**Exercise description**
Write out the material again word for word, dropping any images it holds.

**Provided data**
|---|
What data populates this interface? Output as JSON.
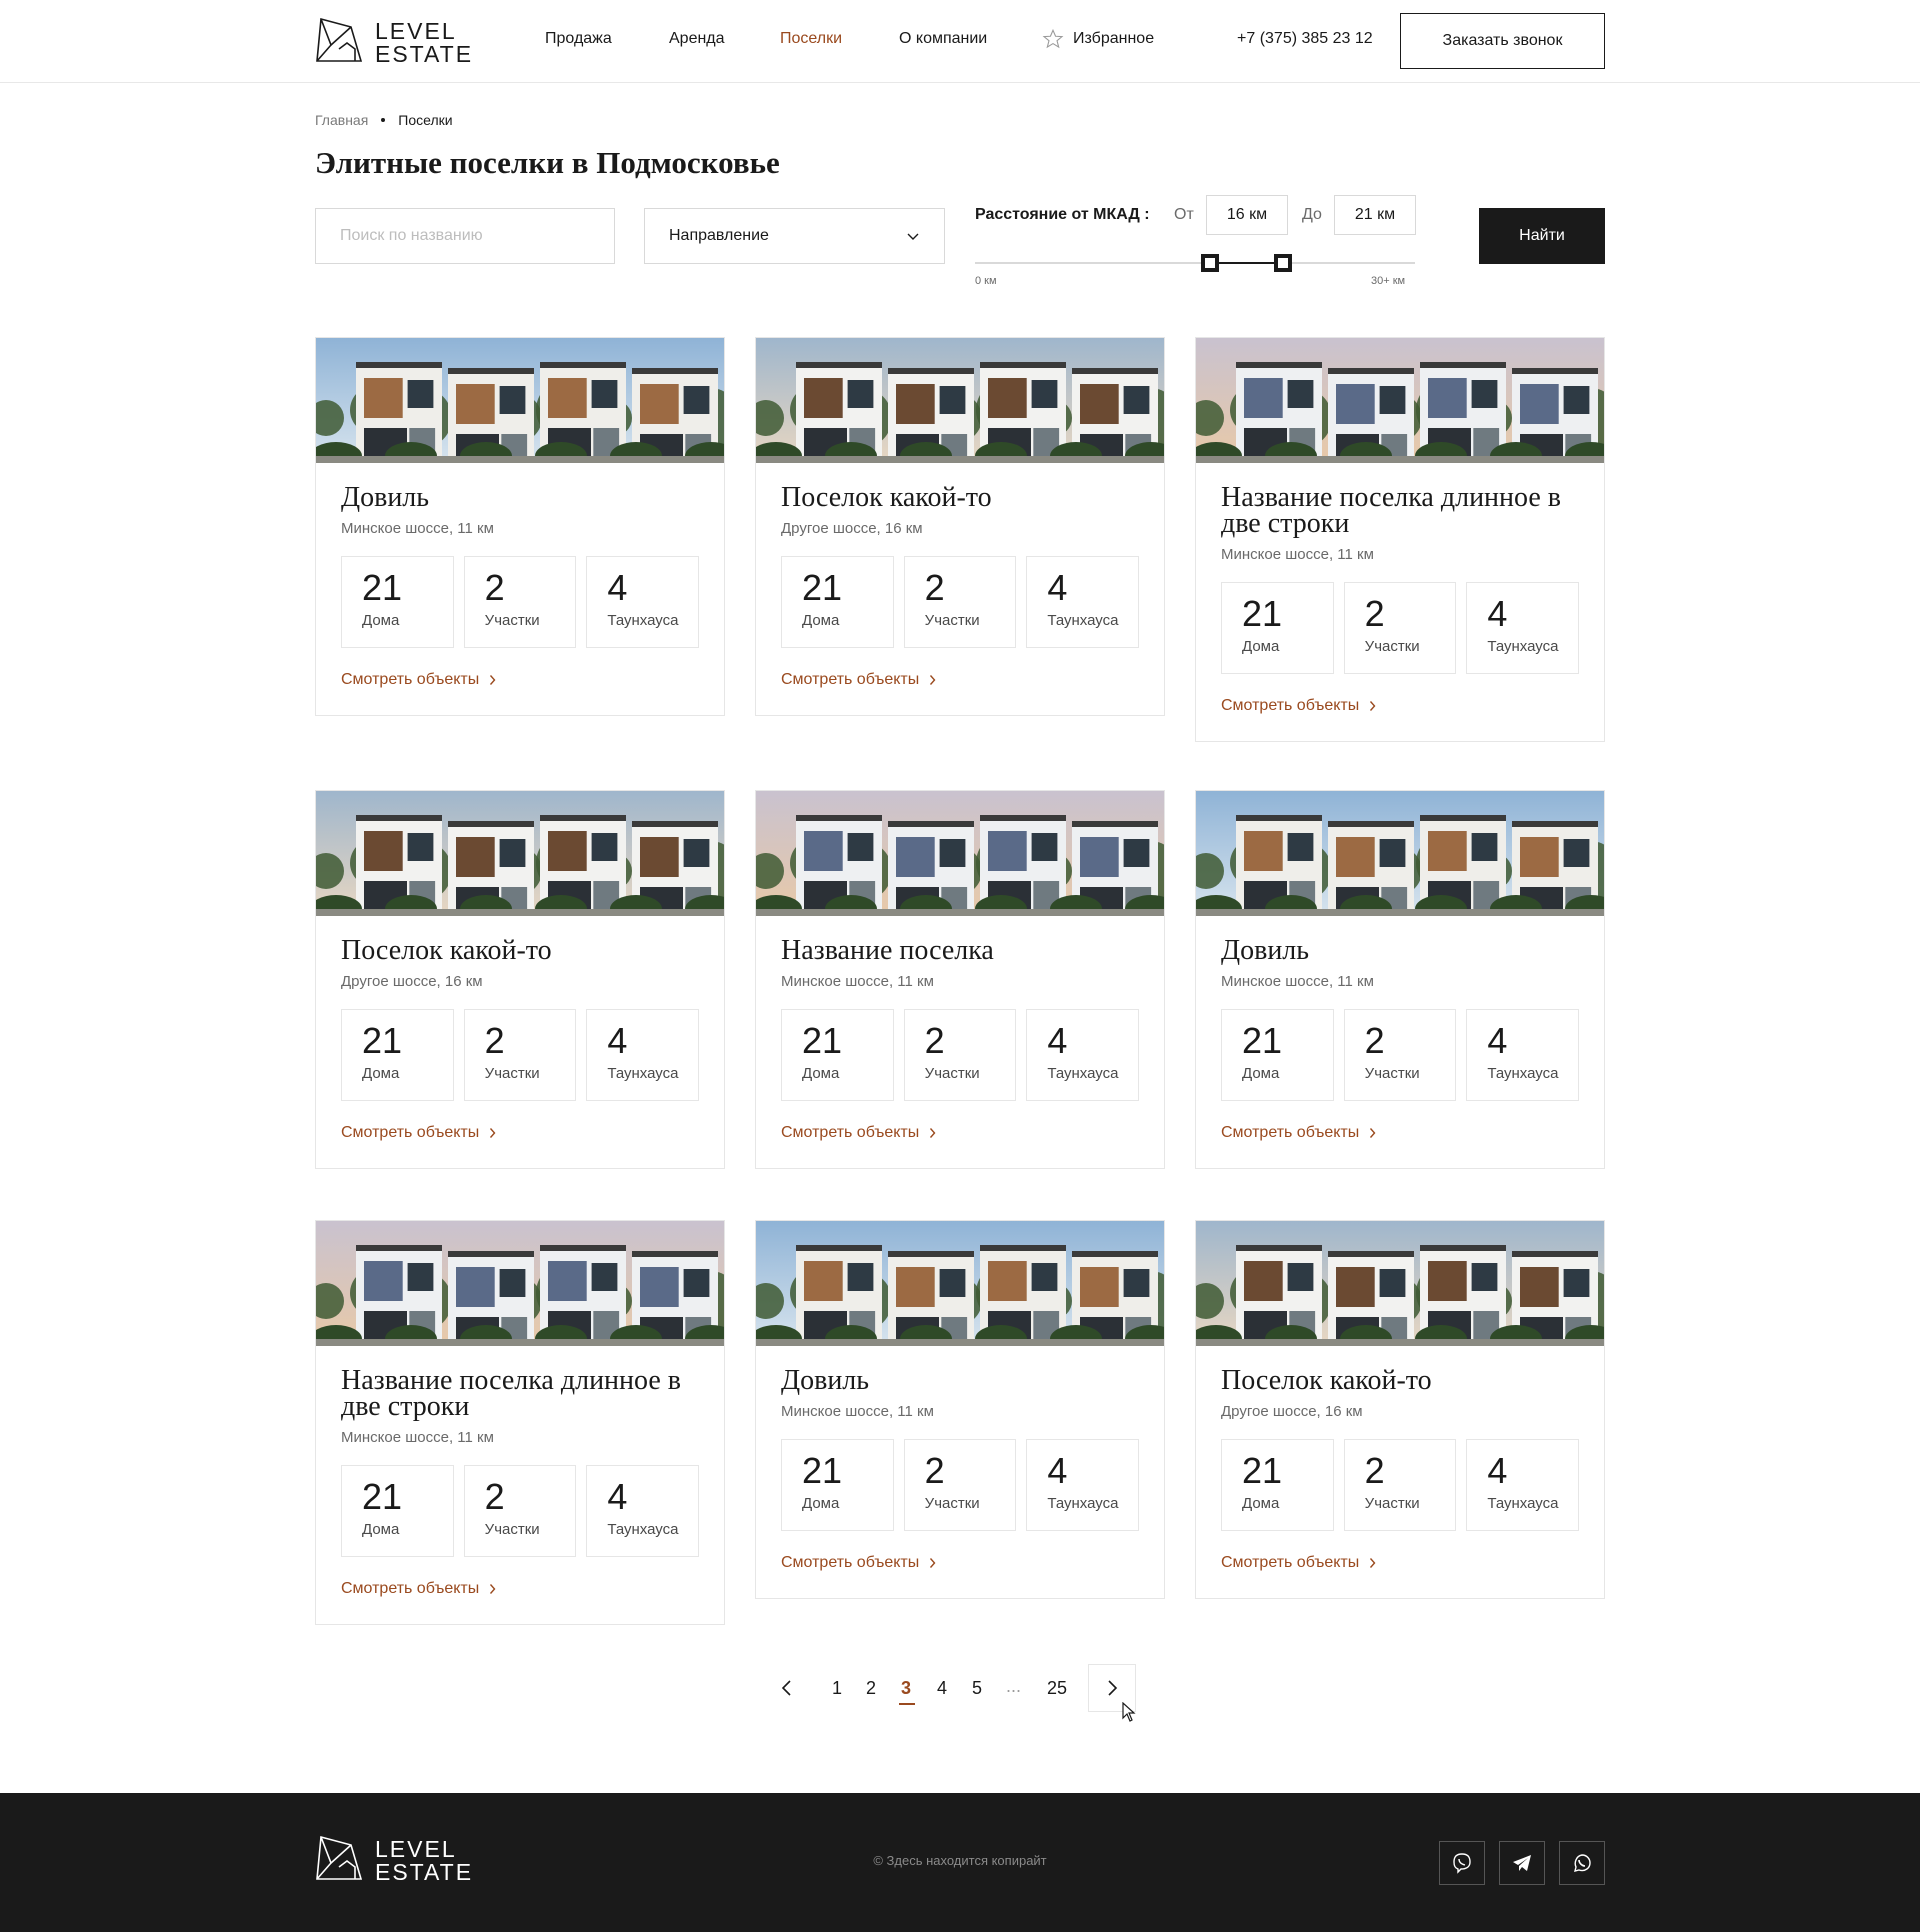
{
  "header": {
    "logo": {
      "line1": "LEVEL",
      "line2": "ESTATE"
    },
    "nav": [
      {
        "label": "Продажа",
        "active": false
      },
      {
        "label": "Аренда",
        "active": false
      },
      {
        "label": "Поселки",
        "active": true
      },
      {
        "label": "О компании",
        "active": false
      }
    ],
    "favorites_label": "Избранное",
    "favorites_icon": "star-icon",
    "phone": "+7 (375) 385 23 12",
    "call_button": "Заказать звонок"
  },
  "breadcrumb": {
    "home": "Главная",
    "current": "Поселки"
  },
  "page_title": "Элитные поселки в Подмосковье",
  "filters": {
    "search_placeholder": "Поиск по названию",
    "direction_label": "Направление",
    "direction_icon": "chevron-down-icon",
    "distance_label": "Расстояние от МКАД :",
    "from_label": "От",
    "from_value": "16 км",
    "to_label": "До",
    "to_value": "21 км",
    "range_min_label": "0 км",
    "range_max_label": "30+ км",
    "range_low_km": 16,
    "range_high_km": 21,
    "range_max_km": 30,
    "find_button": "Найти"
  },
  "stat_labels": {
    "houses": "Дома",
    "plots": "Участки",
    "townhouses": "Таунхауса"
  },
  "view_link": "Смотреть объекты",
  "cards": [
    {
      "title": "Довиль",
      "subtitle": "Минское шоссе, 11 км",
      "houses": "21",
      "plots": "2",
      "townhouses": "4",
      "image": "townhouse-wood-facade"
    },
    {
      "title": "Поселок какой-то",
      "subtitle": "Другое шоссе, 16 км",
      "houses": "21",
      "plots": "2",
      "townhouses": "4",
      "image": "townhouse-row-modern"
    },
    {
      "title": "Название поселка длинное в две строки",
      "subtitle": "Минское шоссе, 11 км",
      "houses": "21",
      "plots": "2",
      "townhouses": "4",
      "image": "townhouse-sunset"
    },
    {
      "title": "Поселок какой-то",
      "subtitle": "Другое шоссе, 16 км",
      "houses": "21",
      "plots": "2",
      "townhouses": "4",
      "image": "townhouse-row-modern"
    },
    {
      "title": "Название поселка",
      "subtitle": "Минское шоссе, 11 км",
      "houses": "21",
      "plots": "2",
      "townhouses": "4",
      "image": "townhouse-sunset"
    },
    {
      "title": "Довиль",
      "subtitle": "Минское шоссе, 11 км",
      "houses": "21",
      "plots": "2",
      "townhouses": "4",
      "image": "townhouse-wood-facade"
    },
    {
      "title": "Название поселка длинное в две строки",
      "subtitle": "Минское шоссе, 11 км",
      "houses": "21",
      "plots": "2",
      "townhouses": "4",
      "image": "townhouse-sunset"
    },
    {
      "title": "Довиль",
      "subtitle": "Минское шоссе, 11 км",
      "houses": "21",
      "plots": "2",
      "townhouses": "4",
      "image": "townhouse-wood-facade"
    },
    {
      "title": "Поселок какой-то",
      "subtitle": "Другое шоссе, 16 км",
      "houses": "21",
      "plots": "2",
      "townhouses": "4",
      "image": "townhouse-row-modern"
    }
  ],
  "pagination": {
    "pages": [
      "1",
      "2",
      "3",
      "4",
      "5"
    ],
    "ellipsis": "...",
    "last": "25",
    "current": "3"
  },
  "footer": {
    "copyright": "© Здесь находится копирайт",
    "social": [
      "viber-icon",
      "telegram-icon",
      "whatsapp-icon"
    ]
  },
  "colors": {
    "accent": "#9a4a1f",
    "dark": "#1a1a1a",
    "border": "#e6e6e6"
  }
}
|---|
**Written answer**
What data populates this interface? Output as JSON.
{
  "header": {
    "logo": {
      "line1": "LEVEL",
      "line2": "ESTATE"
    },
    "nav": [
      {
        "label": "Продажа",
        "active": false
      },
      {
        "label": "Аренда",
        "active": false
      },
      {
        "label": "Поселки",
        "active": true
      },
      {
        "label": "О компании",
        "active": false
      }
    ],
    "favorites_label": "Избранное",
    "favorites_icon": "star-icon",
    "phone": "+7 (375) 385 23 12",
    "call_button": "Заказать звонок"
  },
  "breadcrumb": {
    "home": "Главная",
    "current": "Поселки"
  },
  "page_title": "Элитные поселки в Подмосковье",
  "filters": {
    "search_placeholder": "Поиск по названию",
    "direction_label": "Направление",
    "direction_icon": "chevron-down-icon",
    "distance_label": "Расстояние от МКАД :",
    "from_label": "От",
    "from_value": "16 км",
    "to_label": "До",
    "to_value": "21 км",
    "range_min_label": "0 км",
    "range_max_label": "30+ км",
    "range_low_km": 16,
    "range_high_km": 21,
    "range_max_km": 30,
    "find_button": "Найти"
  },
  "stat_labels": {
    "houses": "Дома",
    "plots": "Участки",
    "townhouses": "Таунхауса"
  },
  "view_link": "Смотреть объекты",
  "cards": [
    {
      "title": "Довиль",
      "subtitle": "Минское шоссе, 11 км",
      "houses": "21",
      "plots": "2",
      "townhouses": "4",
      "image": "townhouse-wood-facade"
    },
    {
      "title": "Поселок какой-то",
      "subtitle": "Другое шоссе, 16 км",
      "houses": "21",
      "plots": "2",
      "townhouses": "4",
      "image": "townhouse-row-modern"
    },
    {
      "title": "Название поселка длинное в две строки",
      "subtitle": "Минское шоссе, 11 км",
      "houses": "21",
      "plots": "2",
      "townhouses": "4",
      "image": "townhouse-sunset"
    },
    {
      "title": "Поселок какой-то",
      "subtitle": "Другое шоссе, 16 км",
      "houses": "21",
      "plots": "2",
      "townhouses": "4",
      "image": "townhouse-row-modern"
    },
    {
      "title": "Название поселка",
      "subtitle": "Минское шоссе, 11 км",
      "houses": "21",
      "plots": "2",
      "townhouses": "4",
      "image": "townhouse-sunset"
    },
    {
      "title": "Довиль",
      "subtitle": "Минское шоссе, 11 км",
      "houses": "21",
      "plots": "2",
      "townhouses": "4",
      "image": "townhouse-wood-facade"
    },
    {
      "title": "Название поселка длинное в две строки",
      "subtitle": "Минское шоссе, 11 км",
      "houses": "21",
      "plots": "2",
      "townhouses": "4",
      "image": "townhouse-sunset"
    },
    {
      "title": "Довиль",
      "subtitle": "Минское шоссе, 11 км",
      "houses": "21",
      "plots": "2",
      "townhouses": "4",
      "image": "townhouse-wood-facade"
    },
    {
      "title": "Поселок какой-то",
      "subtitle": "Другое шоссе, 16 км",
      "houses": "21",
      "plots": "2",
      "townhouses": "4",
      "image": "townhouse-row-modern"
    }
  ],
  "pagination": {
    "pages": [
      "1",
      "2",
      "3",
      "4",
      "5"
    ],
    "ellipsis": "...",
    "last": "25",
    "current": "3"
  },
  "footer": {
    "copyright": "© Здесь находится копирайт",
    "social": [
      "viber-icon",
      "telegram-icon",
      "whatsapp-icon"
    ]
  },
  "colors": {
    "accent": "#9a4a1f",
    "dark": "#1a1a1a",
    "border": "#e6e6e6"
  }
}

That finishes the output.